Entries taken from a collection
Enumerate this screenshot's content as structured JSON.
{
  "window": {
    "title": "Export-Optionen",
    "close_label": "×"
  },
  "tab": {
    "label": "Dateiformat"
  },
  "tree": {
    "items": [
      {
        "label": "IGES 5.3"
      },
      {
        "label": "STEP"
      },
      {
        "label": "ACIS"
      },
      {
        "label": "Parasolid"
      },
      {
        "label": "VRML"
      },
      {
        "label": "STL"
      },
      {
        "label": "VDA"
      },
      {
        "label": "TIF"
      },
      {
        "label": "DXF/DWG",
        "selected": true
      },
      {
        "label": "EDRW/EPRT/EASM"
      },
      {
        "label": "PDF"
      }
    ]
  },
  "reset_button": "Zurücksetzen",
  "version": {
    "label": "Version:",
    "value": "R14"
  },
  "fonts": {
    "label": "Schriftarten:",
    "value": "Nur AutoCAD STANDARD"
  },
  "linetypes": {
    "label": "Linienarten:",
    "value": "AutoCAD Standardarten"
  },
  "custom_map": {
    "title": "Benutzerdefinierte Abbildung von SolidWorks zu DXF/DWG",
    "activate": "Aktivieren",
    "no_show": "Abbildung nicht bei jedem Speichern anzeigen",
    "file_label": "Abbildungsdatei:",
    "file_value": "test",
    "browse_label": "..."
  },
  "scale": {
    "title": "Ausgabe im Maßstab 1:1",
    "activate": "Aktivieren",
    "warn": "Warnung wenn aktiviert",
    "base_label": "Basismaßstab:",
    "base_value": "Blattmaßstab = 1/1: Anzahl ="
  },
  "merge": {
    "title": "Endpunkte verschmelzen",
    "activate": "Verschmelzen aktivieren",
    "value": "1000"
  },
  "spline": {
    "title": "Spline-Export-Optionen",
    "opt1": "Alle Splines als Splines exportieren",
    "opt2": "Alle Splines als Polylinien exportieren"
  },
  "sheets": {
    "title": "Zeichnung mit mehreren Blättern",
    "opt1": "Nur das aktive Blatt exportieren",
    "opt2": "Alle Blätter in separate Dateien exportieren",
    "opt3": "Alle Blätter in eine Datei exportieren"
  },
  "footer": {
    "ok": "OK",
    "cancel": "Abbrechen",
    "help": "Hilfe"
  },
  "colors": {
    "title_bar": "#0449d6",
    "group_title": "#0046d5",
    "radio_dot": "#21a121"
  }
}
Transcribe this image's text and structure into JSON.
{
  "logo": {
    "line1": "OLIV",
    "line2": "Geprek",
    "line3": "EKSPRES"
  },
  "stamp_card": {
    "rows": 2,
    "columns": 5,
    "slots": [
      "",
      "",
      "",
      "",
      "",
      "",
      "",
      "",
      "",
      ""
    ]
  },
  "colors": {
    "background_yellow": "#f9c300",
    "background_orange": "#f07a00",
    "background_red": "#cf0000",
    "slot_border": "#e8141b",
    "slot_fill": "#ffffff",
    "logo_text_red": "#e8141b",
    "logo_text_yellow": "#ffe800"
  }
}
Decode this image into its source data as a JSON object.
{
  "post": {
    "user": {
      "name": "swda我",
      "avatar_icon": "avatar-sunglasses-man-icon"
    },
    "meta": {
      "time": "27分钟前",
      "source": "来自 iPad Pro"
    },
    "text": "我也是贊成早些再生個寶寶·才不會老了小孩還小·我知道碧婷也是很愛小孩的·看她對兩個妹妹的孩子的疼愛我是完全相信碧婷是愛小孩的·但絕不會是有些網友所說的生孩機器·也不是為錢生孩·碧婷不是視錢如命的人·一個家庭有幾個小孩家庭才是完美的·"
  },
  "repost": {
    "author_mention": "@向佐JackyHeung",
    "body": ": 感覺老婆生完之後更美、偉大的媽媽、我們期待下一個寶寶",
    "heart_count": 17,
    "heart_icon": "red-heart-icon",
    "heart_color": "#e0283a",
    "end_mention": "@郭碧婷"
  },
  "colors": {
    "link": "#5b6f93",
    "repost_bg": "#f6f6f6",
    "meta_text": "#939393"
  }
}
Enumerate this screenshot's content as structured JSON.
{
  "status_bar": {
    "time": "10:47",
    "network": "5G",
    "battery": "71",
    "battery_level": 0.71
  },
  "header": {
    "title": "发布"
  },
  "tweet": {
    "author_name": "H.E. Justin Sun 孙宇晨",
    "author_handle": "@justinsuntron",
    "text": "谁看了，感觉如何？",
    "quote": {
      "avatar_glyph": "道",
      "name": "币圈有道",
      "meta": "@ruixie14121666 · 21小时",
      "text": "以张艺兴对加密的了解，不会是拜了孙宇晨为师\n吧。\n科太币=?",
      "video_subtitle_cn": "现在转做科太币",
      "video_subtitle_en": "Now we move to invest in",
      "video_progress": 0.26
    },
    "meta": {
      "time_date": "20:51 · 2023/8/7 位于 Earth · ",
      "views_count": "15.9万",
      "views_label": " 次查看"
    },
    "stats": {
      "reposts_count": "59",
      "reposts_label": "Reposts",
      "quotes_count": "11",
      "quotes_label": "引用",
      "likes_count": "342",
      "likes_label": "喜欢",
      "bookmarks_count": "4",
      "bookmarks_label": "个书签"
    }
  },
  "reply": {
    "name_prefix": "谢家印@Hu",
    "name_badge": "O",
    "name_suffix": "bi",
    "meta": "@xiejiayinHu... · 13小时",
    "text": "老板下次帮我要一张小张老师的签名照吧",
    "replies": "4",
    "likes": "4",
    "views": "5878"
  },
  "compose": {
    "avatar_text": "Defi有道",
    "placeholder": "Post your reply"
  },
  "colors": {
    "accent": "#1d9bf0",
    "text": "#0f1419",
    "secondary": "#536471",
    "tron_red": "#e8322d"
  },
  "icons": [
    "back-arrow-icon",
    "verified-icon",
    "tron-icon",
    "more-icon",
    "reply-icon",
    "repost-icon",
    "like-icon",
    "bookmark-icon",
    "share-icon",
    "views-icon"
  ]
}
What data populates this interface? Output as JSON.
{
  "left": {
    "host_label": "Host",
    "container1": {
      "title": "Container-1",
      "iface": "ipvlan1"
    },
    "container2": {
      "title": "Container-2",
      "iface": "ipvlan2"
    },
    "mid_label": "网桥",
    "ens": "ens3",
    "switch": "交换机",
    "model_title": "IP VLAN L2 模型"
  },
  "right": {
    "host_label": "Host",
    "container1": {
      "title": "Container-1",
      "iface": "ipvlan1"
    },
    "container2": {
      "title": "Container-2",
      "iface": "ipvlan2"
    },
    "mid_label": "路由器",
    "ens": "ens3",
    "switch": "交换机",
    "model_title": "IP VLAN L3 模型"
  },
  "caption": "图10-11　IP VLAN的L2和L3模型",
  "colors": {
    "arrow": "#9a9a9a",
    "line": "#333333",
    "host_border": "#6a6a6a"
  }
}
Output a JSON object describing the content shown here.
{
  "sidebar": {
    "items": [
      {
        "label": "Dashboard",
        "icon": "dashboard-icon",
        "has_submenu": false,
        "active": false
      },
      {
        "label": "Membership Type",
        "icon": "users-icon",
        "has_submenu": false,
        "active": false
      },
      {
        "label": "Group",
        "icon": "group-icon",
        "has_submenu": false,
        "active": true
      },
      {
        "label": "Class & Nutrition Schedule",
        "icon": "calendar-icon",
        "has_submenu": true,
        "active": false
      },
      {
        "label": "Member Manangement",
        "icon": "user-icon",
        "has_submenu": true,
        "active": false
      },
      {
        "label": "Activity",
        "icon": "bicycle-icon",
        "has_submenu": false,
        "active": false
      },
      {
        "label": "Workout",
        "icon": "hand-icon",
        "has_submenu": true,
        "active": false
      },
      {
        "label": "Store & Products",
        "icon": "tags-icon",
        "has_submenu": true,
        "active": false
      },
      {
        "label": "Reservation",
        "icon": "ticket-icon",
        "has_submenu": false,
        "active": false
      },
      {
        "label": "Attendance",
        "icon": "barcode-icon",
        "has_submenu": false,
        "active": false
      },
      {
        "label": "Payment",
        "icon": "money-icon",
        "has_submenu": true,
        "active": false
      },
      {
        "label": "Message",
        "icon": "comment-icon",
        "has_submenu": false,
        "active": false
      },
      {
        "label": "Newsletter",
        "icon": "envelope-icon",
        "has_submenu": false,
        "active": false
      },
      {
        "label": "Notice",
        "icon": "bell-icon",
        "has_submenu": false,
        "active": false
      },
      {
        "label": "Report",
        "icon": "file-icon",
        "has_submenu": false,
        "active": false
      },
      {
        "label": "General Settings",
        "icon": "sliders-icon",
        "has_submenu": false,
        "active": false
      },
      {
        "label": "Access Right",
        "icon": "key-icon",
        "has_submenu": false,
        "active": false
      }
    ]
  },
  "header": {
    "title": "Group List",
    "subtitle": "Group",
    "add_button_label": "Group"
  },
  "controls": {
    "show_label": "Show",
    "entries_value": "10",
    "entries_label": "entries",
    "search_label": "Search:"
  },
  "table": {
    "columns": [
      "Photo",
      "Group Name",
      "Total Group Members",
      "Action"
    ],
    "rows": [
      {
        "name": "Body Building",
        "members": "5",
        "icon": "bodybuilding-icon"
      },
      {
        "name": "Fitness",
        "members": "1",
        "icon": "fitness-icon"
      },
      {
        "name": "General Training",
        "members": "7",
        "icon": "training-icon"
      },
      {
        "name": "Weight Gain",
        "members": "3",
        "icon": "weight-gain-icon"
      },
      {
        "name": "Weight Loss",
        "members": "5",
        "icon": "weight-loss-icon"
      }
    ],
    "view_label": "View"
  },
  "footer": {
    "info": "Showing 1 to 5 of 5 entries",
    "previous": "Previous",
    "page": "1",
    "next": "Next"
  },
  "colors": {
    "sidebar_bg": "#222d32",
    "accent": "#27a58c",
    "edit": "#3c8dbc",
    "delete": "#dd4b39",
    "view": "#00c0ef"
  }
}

> [Aim]: Check every line for "JSON" and show the ones that have it.

> [The completed task]:
Enumerate this screenshot's content as structured JSON.
Transcribe this image's text and structure into JSON.
Decode this image into its source data as a JSON object.
Enumerate this screenshot's content as structured JSON.
What data populates this interface? Output as JSON.
Output a JSON object describing the content shown here.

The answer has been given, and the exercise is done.